[Extracted records]

>>>>

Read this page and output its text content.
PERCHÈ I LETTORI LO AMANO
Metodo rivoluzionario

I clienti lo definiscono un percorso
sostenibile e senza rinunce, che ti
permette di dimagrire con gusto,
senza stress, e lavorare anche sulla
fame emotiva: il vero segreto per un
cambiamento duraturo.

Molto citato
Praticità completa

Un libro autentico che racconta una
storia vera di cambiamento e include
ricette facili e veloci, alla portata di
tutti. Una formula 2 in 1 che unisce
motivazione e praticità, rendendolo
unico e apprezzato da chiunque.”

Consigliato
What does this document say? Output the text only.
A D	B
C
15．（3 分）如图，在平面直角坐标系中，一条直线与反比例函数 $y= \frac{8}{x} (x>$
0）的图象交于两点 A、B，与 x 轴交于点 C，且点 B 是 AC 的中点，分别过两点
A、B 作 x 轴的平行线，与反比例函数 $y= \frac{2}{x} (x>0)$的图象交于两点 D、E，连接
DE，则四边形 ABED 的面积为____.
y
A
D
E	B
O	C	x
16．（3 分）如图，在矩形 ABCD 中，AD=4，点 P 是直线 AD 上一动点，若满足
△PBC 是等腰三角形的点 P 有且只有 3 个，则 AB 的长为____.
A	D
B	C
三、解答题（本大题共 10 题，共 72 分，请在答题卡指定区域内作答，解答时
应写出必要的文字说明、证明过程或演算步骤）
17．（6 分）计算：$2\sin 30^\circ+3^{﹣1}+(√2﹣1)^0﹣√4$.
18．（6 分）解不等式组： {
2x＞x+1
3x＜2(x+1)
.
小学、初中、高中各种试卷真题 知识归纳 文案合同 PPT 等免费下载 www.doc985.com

<<<<

Exercise prompt
Beginning at the line that holds "What does this", write out word for word each line through the end of the records.

Solution for this task
What does this document say? Output the text only.
A D	B
C
15．（3 分）如图，在平面直角坐标系中，一条直线与反比例函数 $y= \frac{8}{x} (x>$
0）的图象交于两点 A、B，与 x 轴交于点 C，且点 B 是 AC 的中点，分别过两点
A、B 作 x 轴的平行线，与反比例函数 $y= \frac{2}{x} (x>0)$的图象交于两点 D、E，连接
DE，则四边形 ABED 的面积为____.
y
A
D
E	B
O	C	x
16．（3 分）如图，在矩形 ABCD 中，AD=4，点 P 是直线 AD 上一动点，若满足
△PBC 是等腰三角形的点 P 有且只有 3 个，则 AB 的长为____.
A	D
B	C
三、解答题（本大题共 10 题，共 72 分，请在答题卡指定区域内作答，解答时
应写出必要的文字说明、证明过程或演算步骤）
17．（6 分）计算：$2\sin 30^\circ+3^{﹣1}+(√2﹣1)^0﹣√4$.
18．（6 分）解不等式组： {
2x＞x+1
3x＜2(x+1)
.
小学、初中、高中各种试卷真题 知识归纳 文案合同 PPT 等免费下载 www.doc985.com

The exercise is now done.